Your objective →
Write out each line exactly as given. Leave the pictures out of your copy.

Records contained in a dataset
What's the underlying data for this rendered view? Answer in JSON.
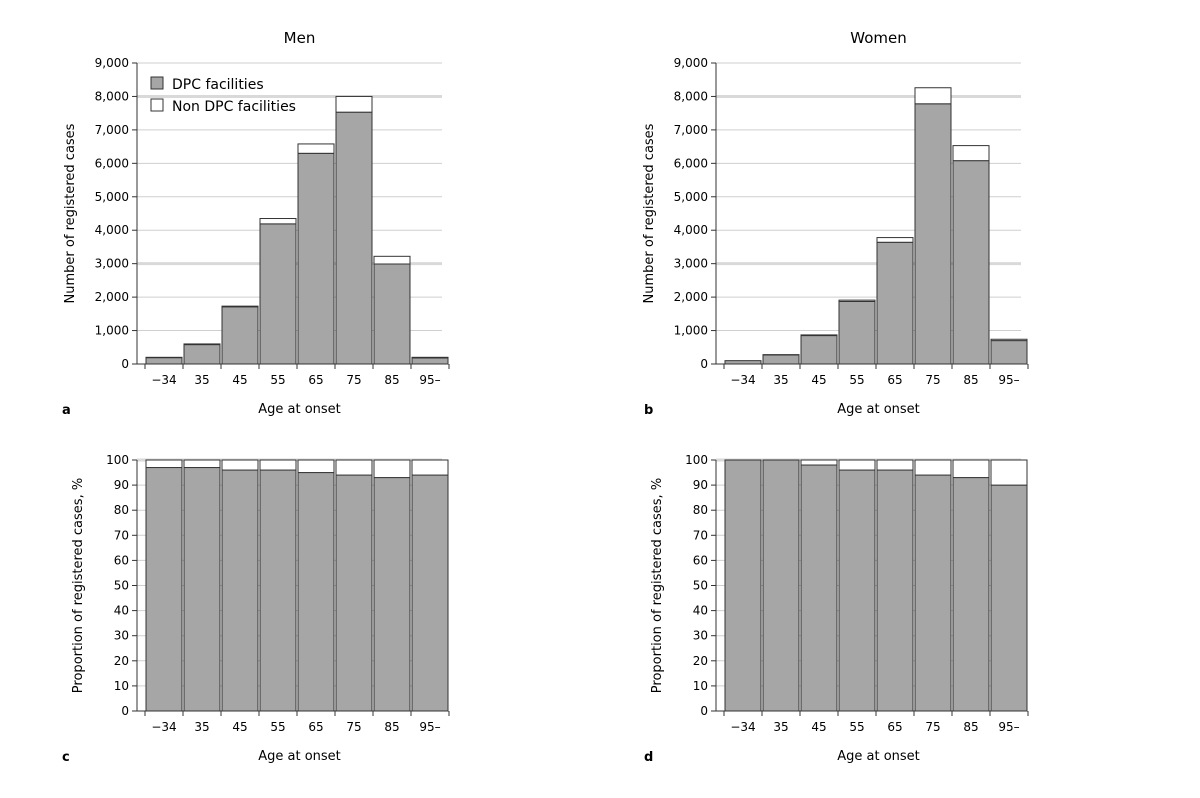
{
  "colors": {
    "dpc": "#a6a6a6",
    "non_dpc": "#ffffff",
    "stroke": "#333333",
    "grid": "#cfcfcf",
    "grid_strong": "#d9d9d9"
  },
  "legend": {
    "dpc_label": "DPC facilities",
    "non_dpc_label": "Non DPC facilities",
    "placement": "top-left"
  },
  "chart_data": [
    {
      "type": "bar",
      "stacked": true,
      "panel_letter": "a",
      "title": "Men",
      "xlabel": "Age at onset",
      "ylabel": "Number of registered cases",
      "categories": [
        "−34",
        "35",
        "45",
        "55",
        "65",
        "75",
        "85",
        "95–"
      ],
      "ylim": [
        0,
        9000
      ],
      "yticks": [
        0,
        1000,
        2000,
        3000,
        4000,
        5000,
        6000,
        7000,
        8000,
        9000
      ],
      "yticklabels": [
        "0",
        "1,000",
        "2,000",
        "3,000",
        "4,000",
        "5,000",
        "6,000",
        "7,000",
        "8,000",
        "9,000"
      ],
      "grid": true,
      "series": [
        {
          "name": "DPC facilities",
          "values": [
            190,
            580,
            1710,
            4190,
            6300,
            7530,
            2990,
            180
          ]
        },
        {
          "name": "Non DPC facilities",
          "values": [
            10,
            20,
            20,
            160,
            280,
            470,
            230,
            20
          ]
        }
      ]
    },
    {
      "type": "bar",
      "stacked": true,
      "panel_letter": "b",
      "title": "Women",
      "xlabel": "Age at onset",
      "ylabel": "Number of registered cases",
      "categories": [
        "−34",
        "35",
        "45",
        "55",
        "65",
        "75",
        "85",
        "95–"
      ],
      "ylim": [
        0,
        9000
      ],
      "yticks": [
        0,
        1000,
        2000,
        3000,
        4000,
        5000,
        6000,
        7000,
        8000,
        9000
      ],
      "yticklabels": [
        "0",
        "1,000",
        "2,000",
        "3,000",
        "4,000",
        "5,000",
        "6,000",
        "7,000",
        "8,000",
        "9,000"
      ],
      "grid": true,
      "series": [
        {
          "name": "DPC facilities",
          "values": [
            100,
            270,
            850,
            1870,
            3640,
            7780,
            6080,
            700
          ]
        },
        {
          "name": "Non DPC facilities",
          "values": [
            0,
            10,
            20,
            40,
            140,
            480,
            450,
            40
          ]
        }
      ]
    },
    {
      "type": "bar",
      "stacked": true,
      "panel_letter": "c",
      "title": "",
      "xlabel": "Age at onset",
      "ylabel": "Proportion of registered cases, %",
      "categories": [
        "−34",
        "35",
        "45",
        "55",
        "65",
        "75",
        "85",
        "95–"
      ],
      "ylim": [
        0,
        100
      ],
      "yticks": [
        0,
        10,
        20,
        30,
        40,
        50,
        60,
        70,
        80,
        90,
        100
      ],
      "yticklabels": [
        "0",
        "10",
        "20",
        "30",
        "40",
        "50",
        "60",
        "70",
        "80",
        "90",
        "100"
      ],
      "grid": true,
      "series": [
        {
          "name": "DPC facilities",
          "values": [
            97,
            97,
            96,
            96,
            95,
            94,
            93,
            94
          ]
        },
        {
          "name": "Non DPC facilities",
          "values": [
            3,
            3,
            4,
            4,
            5,
            6,
            7,
            6
          ]
        }
      ]
    },
    {
      "type": "bar",
      "stacked": true,
      "panel_letter": "d",
      "title": "",
      "xlabel": "Age at onset",
      "ylabel": "Proportion of registered cases, %",
      "categories": [
        "−34",
        "35",
        "45",
        "55",
        "65",
        "75",
        "85",
        "95–"
      ],
      "ylim": [
        0,
        100
      ],
      "yticks": [
        0,
        10,
        20,
        30,
        40,
        50,
        60,
        70,
        80,
        90,
        100
      ],
      "yticklabels": [
        "0",
        "10",
        "20",
        "30",
        "40",
        "50",
        "60",
        "70",
        "80",
        "90",
        "100"
      ],
      "grid": true,
      "series": [
        {
          "name": "DPC facilities",
          "values": [
            100,
            100,
            98,
            96,
            96,
            94,
            93,
            90
          ]
        },
        {
          "name": "Non DPC facilities",
          "values": [
            0,
            0,
            2,
            4,
            4,
            6,
            7,
            10
          ]
        }
      ]
    }
  ]
}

Response to the task →
What's the underlying data for this rendered view? Answer in JSON.
{
  "colors": {
    "dpc": "#a6a6a6",
    "non_dpc": "#ffffff",
    "stroke": "#333333",
    "grid": "#cfcfcf",
    "grid_strong": "#d9d9d9"
  },
  "legend": {
    "dpc_label": "DPC facilities",
    "non_dpc_label": "Non DPC facilities",
    "placement": "top-left"
  },
  "chart_data": [
    {
      "type": "bar",
      "stacked": true,
      "panel_letter": "a",
      "title": "Men",
      "xlabel": "Age at onset",
      "ylabel": "Number of registered cases",
      "categories": [
        "−34",
        "35",
        "45",
        "55",
        "65",
        "75",
        "85",
        "95–"
      ],
      "ylim": [
        0,
        9000
      ],
      "yticks": [
        0,
        1000,
        2000,
        3000,
        4000,
        5000,
        6000,
        7000,
        8000,
        9000
      ],
      "yticklabels": [
        "0",
        "1,000",
        "2,000",
        "3,000",
        "4,000",
        "5,000",
        "6,000",
        "7,000",
        "8,000",
        "9,000"
      ],
      "grid": true,
      "series": [
        {
          "name": "DPC facilities",
          "values": [
            190,
            580,
            1710,
            4190,
            6300,
            7530,
            2990,
            180
          ]
        },
        {
          "name": "Non DPC facilities",
          "values": [
            10,
            20,
            20,
            160,
            280,
            470,
            230,
            20
          ]
        }
      ]
    },
    {
      "type": "bar",
      "stacked": true,
      "panel_letter": "b",
      "title": "Women",
      "xlabel": "Age at onset",
      "ylabel": "Number of registered cases",
      "categories": [
        "−34",
        "35",
        "45",
        "55",
        "65",
        "75",
        "85",
        "95–"
      ],
      "ylim": [
        0,
        9000
      ],
      "yticks": [
        0,
        1000,
        2000,
        3000,
        4000,
        5000,
        6000,
        7000,
        8000,
        9000
      ],
      "yticklabels": [
        "0",
        "1,000",
        "2,000",
        "3,000",
        "4,000",
        "5,000",
        "6,000",
        "7,000",
        "8,000",
        "9,000"
      ],
      "grid": true,
      "series": [
        {
          "name": "DPC facilities",
          "values": [
            100,
            270,
            850,
            1870,
            3640,
            7780,
            6080,
            700
          ]
        },
        {
          "name": "Non DPC facilities",
          "values": [
            0,
            10,
            20,
            40,
            140,
            480,
            450,
            40
          ]
        }
      ]
    },
    {
      "type": "bar",
      "stacked": true,
      "panel_letter": "c",
      "title": "",
      "xlabel": "Age at onset",
      "ylabel": "Proportion of registered cases, %",
      "categories": [
        "−34",
        "35",
        "45",
        "55",
        "65",
        "75",
        "85",
        "95–"
      ],
      "ylim": [
        0,
        100
      ],
      "yticks": [
        0,
        10,
        20,
        30,
        40,
        50,
        60,
        70,
        80,
        90,
        100
      ],
      "yticklabels": [
        "0",
        "10",
        "20",
        "30",
        "40",
        "50",
        "60",
        "70",
        "80",
        "90",
        "100"
      ],
      "grid": true,
      "series": [
        {
          "name": "DPC facilities",
          "values": [
            97,
            97,
            96,
            96,
            95,
            94,
            93,
            94
          ]
        },
        {
          "name": "Non DPC facilities",
          "values": [
            3,
            3,
            4,
            4,
            5,
            6,
            7,
            6
          ]
        }
      ]
    },
    {
      "type": "bar",
      "stacked": true,
      "panel_letter": "d",
      "title": "",
      "xlabel": "Age at onset",
      "ylabel": "Proportion of registered cases, %",
      "categories": [
        "−34",
        "35",
        "45",
        "55",
        "65",
        "75",
        "85",
        "95–"
      ],
      "ylim": [
        0,
        100
      ],
      "yticks": [
        0,
        10,
        20,
        30,
        40,
        50,
        60,
        70,
        80,
        90,
        100
      ],
      "yticklabels": [
        "0",
        "10",
        "20",
        "30",
        "40",
        "50",
        "60",
        "70",
        "80",
        "90",
        "100"
      ],
      "grid": true,
      "series": [
        {
          "name": "DPC facilities",
          "values": [
            100,
            100,
            98,
            96,
            96,
            94,
            93,
            90
          ]
        },
        {
          "name": "Non DPC facilities",
          "values": [
            0,
            0,
            2,
            4,
            4,
            6,
            7,
            10
          ]
        }
      ]
    }
  ]
}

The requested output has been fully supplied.